Exercise instructions
Retype all of the data exactly as given.
* Start Dataset rows *
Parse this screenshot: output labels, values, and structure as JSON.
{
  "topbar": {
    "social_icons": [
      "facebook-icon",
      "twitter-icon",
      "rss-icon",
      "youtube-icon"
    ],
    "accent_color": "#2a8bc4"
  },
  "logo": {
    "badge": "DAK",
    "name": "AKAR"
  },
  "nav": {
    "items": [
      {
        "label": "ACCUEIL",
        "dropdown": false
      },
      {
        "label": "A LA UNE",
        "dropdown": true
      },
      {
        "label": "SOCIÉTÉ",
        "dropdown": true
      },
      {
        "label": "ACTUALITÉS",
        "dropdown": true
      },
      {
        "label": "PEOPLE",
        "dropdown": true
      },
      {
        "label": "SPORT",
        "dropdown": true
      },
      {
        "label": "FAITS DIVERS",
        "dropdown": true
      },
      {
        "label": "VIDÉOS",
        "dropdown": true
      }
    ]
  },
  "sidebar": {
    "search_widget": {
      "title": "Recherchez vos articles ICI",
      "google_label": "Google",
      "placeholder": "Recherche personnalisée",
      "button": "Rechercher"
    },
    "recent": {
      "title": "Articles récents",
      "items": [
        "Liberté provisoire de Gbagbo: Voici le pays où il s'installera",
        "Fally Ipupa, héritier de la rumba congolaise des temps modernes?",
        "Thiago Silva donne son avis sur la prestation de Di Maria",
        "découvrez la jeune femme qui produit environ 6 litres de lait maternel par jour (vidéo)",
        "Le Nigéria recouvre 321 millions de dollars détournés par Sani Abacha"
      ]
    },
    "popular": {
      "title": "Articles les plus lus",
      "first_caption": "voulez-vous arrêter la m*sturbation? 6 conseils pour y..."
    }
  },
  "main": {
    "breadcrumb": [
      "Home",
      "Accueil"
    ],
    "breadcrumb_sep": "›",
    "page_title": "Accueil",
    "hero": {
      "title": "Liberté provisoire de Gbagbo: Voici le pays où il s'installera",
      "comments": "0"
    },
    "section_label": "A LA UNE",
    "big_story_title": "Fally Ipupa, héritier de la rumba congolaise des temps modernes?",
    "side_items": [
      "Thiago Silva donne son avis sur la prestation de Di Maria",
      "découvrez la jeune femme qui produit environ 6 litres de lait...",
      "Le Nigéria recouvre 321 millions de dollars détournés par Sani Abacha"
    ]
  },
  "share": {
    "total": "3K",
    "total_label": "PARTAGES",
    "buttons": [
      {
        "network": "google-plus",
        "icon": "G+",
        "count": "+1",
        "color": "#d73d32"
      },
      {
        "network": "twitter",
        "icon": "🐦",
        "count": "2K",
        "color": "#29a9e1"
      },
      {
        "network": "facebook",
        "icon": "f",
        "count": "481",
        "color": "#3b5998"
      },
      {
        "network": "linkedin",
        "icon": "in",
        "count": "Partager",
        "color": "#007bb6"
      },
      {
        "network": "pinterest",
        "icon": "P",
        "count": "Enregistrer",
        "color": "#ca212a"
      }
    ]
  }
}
* End Dataset rows *
Solution for this problem
Parse this screenshot: output labels, values, and structure as JSON.
{
  "topbar": {
    "social_icons": [
      "facebook-icon",
      "twitter-icon",
      "rss-icon",
      "youtube-icon"
    ],
    "accent_color": "#2a8bc4"
  },
  "logo": {
    "badge": "DAK",
    "name": "AKAR"
  },
  "nav": {
    "items": [
      {
        "label": "ACCUEIL",
        "dropdown": false
      },
      {
        "label": "A LA UNE",
        "dropdown": true
      },
      {
        "label": "SOCIÉTÉ",
        "dropdown": true
      },
      {
        "label": "ACTUALITÉS",
        "dropdown": true
      },
      {
        "label": "PEOPLE",
        "dropdown": true
      },
      {
        "label": "SPORT",
        "dropdown": true
      },
      {
        "label": "FAITS DIVERS",
        "dropdown": true
      },
      {
        "label": "VIDÉOS",
        "dropdown": true
      }
    ]
  },
  "sidebar": {
    "search_widget": {
      "title": "Recherchez vos articles ICI",
      "google_label": "Google",
      "placeholder": "Recherche personnalisée",
      "button": "Rechercher"
    },
    "recent": {
      "title": "Articles récents",
      "items": [
        "Liberté provisoire de Gbagbo: Voici le pays où il s'installera",
        "Fally Ipupa, héritier de la rumba congolaise des temps modernes?",
        "Thiago Silva donne son avis sur la prestation de Di Maria",
        "découvrez la jeune femme qui produit environ 6 litres de lait maternel par jour (vidéo)",
        "Le Nigéria recouvre 321 millions de dollars détournés par Sani Abacha"
      ]
    },
    "popular": {
      "title": "Articles les plus lus",
      "first_caption": "voulez-vous arrêter la m*sturbation? 6 conseils pour y..."
    }
  },
  "main": {
    "breadcrumb": [
      "Home",
      "Accueil"
    ],
    "breadcrumb_sep": "›",
    "page_title": "Accueil",
    "hero": {
      "title": "Liberté provisoire de Gbagbo: Voici le pays où il s'installera",
      "comments": "0"
    },
    "section_label": "A LA UNE",
    "big_story_title": "Fally Ipupa, héritier de la rumba congolaise des temps modernes?",
    "side_items": [
      "Thiago Silva donne son avis sur la prestation de Di Maria",
      "découvrez la jeune femme qui produit environ 6 litres de lait...",
      "Le Nigéria recouvre 321 millions de dollars détournés par Sani Abacha"
    ]
  },
  "share": {
    "total": "3K",
    "total_label": "PARTAGES",
    "buttons": [
      {
        "network": "google-plus",
        "icon": "G+",
        "count": "+1",
        "color": "#d73d32"
      },
      {
        "network": "twitter",
        "icon": "🐦",
        "count": "2K",
        "color": "#29a9e1"
      },
      {
        "network": "facebook",
        "icon": "f",
        "count": "481",
        "color": "#3b5998"
      },
      {
        "network": "linkedin",
        "icon": "in",
        "count": "Partager",
        "color": "#007bb6"
      },
      {
        "network": "pinterest",
        "icon": "P",
        "count": "Enregistrer",
        "color": "#ca212a"
      }
    ]
  }
}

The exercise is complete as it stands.